## Start DATA FOR THIS EXERCISE

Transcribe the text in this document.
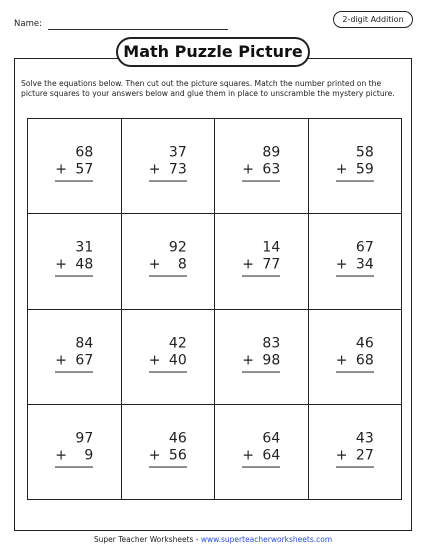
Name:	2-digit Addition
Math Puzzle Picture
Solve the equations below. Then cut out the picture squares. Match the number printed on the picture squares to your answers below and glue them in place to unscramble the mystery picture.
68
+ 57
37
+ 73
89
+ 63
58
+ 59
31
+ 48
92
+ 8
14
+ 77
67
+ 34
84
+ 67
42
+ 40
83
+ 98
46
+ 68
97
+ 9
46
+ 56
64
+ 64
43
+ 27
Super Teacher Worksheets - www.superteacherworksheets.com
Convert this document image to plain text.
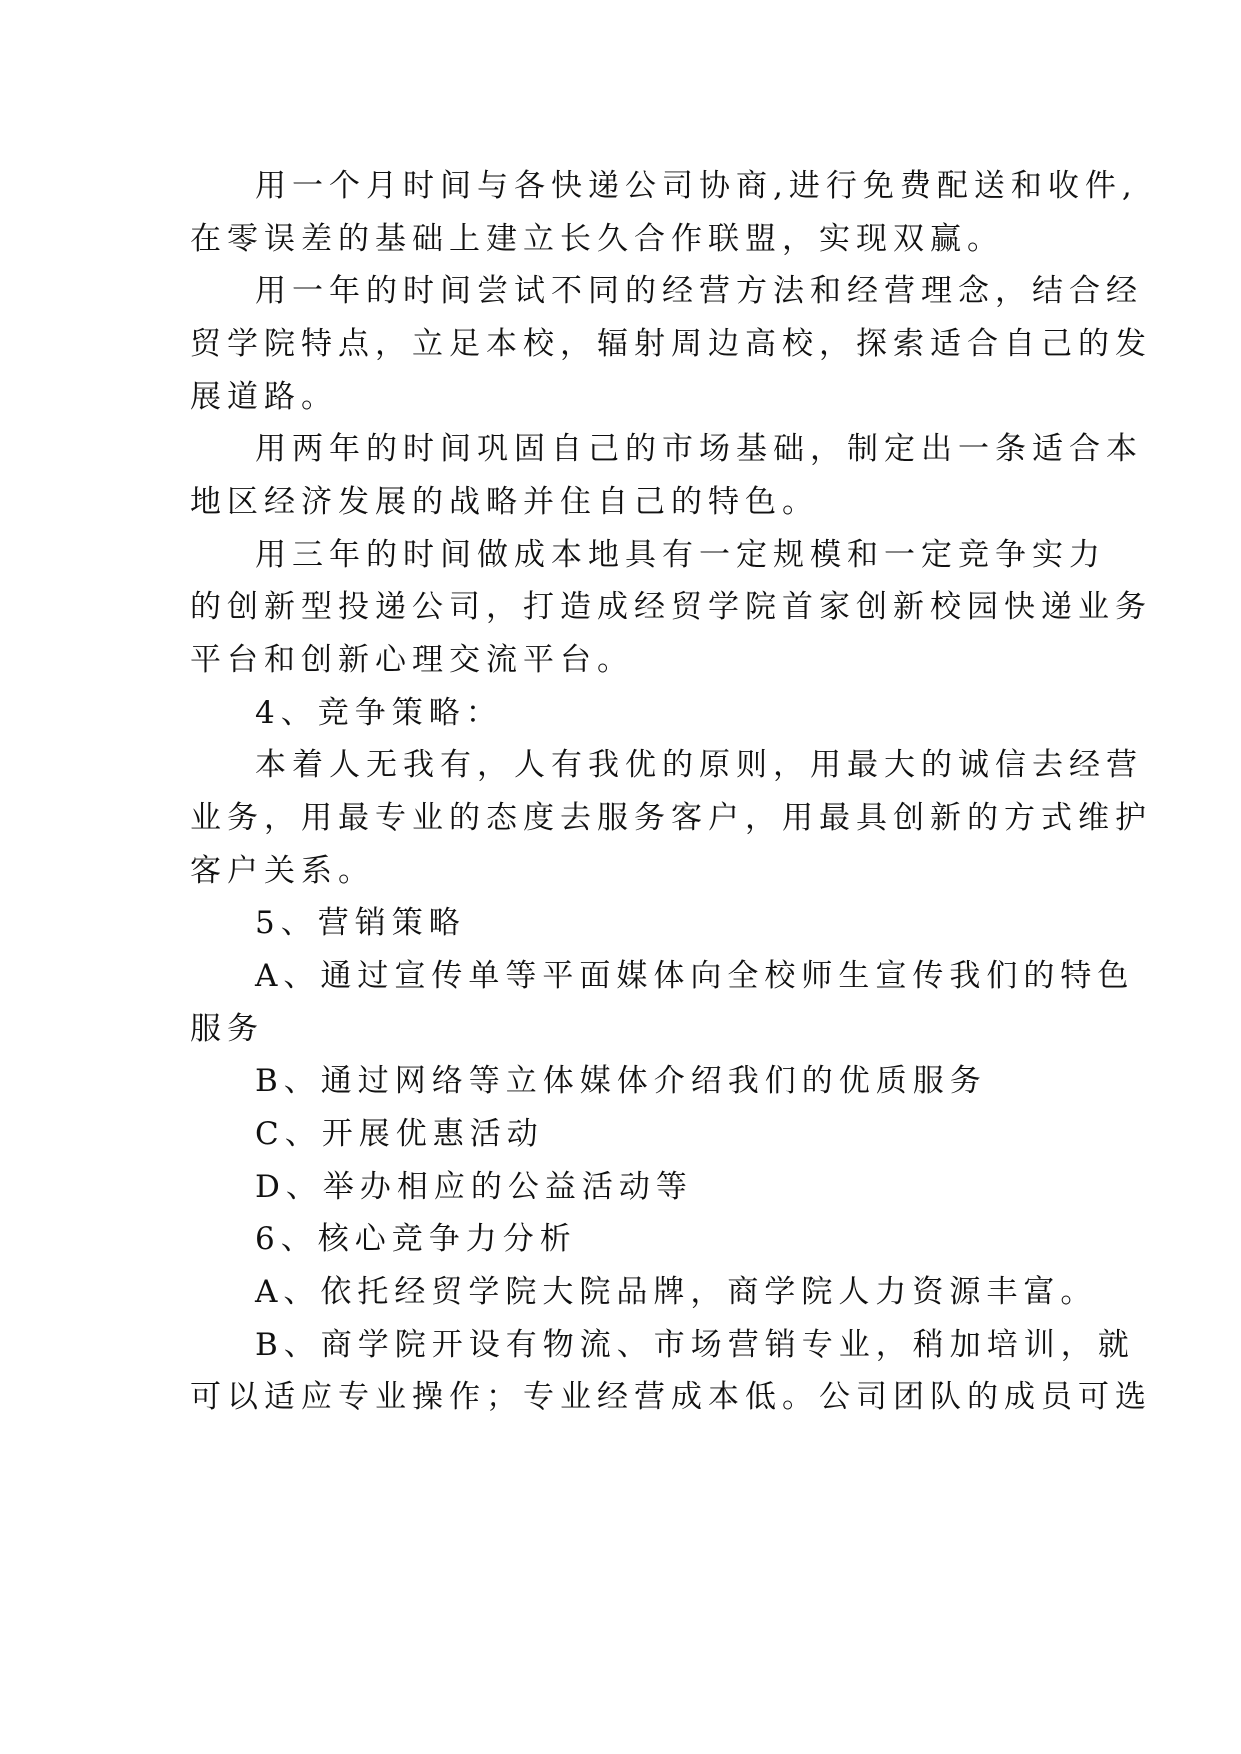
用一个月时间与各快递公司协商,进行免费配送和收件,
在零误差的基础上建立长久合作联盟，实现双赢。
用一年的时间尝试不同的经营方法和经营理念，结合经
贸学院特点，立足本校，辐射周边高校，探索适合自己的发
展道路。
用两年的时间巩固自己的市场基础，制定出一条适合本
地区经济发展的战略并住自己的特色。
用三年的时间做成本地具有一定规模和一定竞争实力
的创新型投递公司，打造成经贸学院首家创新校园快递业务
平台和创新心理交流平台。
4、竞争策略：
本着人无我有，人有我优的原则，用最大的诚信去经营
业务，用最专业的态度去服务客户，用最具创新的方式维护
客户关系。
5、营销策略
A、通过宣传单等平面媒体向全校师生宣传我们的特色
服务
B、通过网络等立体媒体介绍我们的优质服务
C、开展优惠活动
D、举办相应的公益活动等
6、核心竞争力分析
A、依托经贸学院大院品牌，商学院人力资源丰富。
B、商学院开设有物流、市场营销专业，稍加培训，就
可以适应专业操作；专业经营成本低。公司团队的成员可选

## End DATA FOR THIS EXERCISE

» OBJECTIVE: Every record must be copied exactly, with images dropped from the result.

» TASK SOLUTION:
Transcribe the text in this document.
Name:	2-digit Addition
Math Puzzle Picture
Solve the equations below. Then cut out the picture squares. Match the number printed on the picture squares to your answers below and glue them in place to unscramble the mystery picture.
68
+ 57
37
+ 73
89
+ 63
58
+ 59
31
+ 48
92
+ 8
14
+ 77
67
+ 34
84
+ 67
42
+ 40
83
+ 98
46
+ 68
97
+ 9
46
+ 56
64
+ 64
43
+ 27
Super Teacher Worksheets - www.superteacherworksheets.com
Convert this document image to plain text.
用一个月时间与各快递公司协商,进行免费配送和收件,
在零误差的基础上建立长久合作联盟，实现双赢。
用一年的时间尝试不同的经营方法和经营理念，结合经
贸学院特点，立足本校，辐射周边高校，探索适合自己的发
展道路。
用两年的时间巩固自己的市场基础，制定出一条适合本
地区经济发展的战略并住自己的特色。
用三年的时间做成本地具有一定规模和一定竞争实力
的创新型投递公司，打造成经贸学院首家创新校园快递业务
平台和创新心理交流平台。
4、竞争策略：
本着人无我有，人有我优的原则，用最大的诚信去经营
业务，用最专业的态度去服务客户，用最具创新的方式维护
客户关系。
5、营销策略
A、通过宣传单等平面媒体向全校师生宣传我们的特色
服务
B、通过网络等立体媒体介绍我们的优质服务
C、开展优惠活动
D、举办相应的公益活动等
6、核心竞争力分析
A、依托经贸学院大院品牌，商学院人力资源丰富。
B、商学院开设有物流、市场营销专业，稍加培训，就
可以适应专业操作；专业经营成本低。公司团队的成员可选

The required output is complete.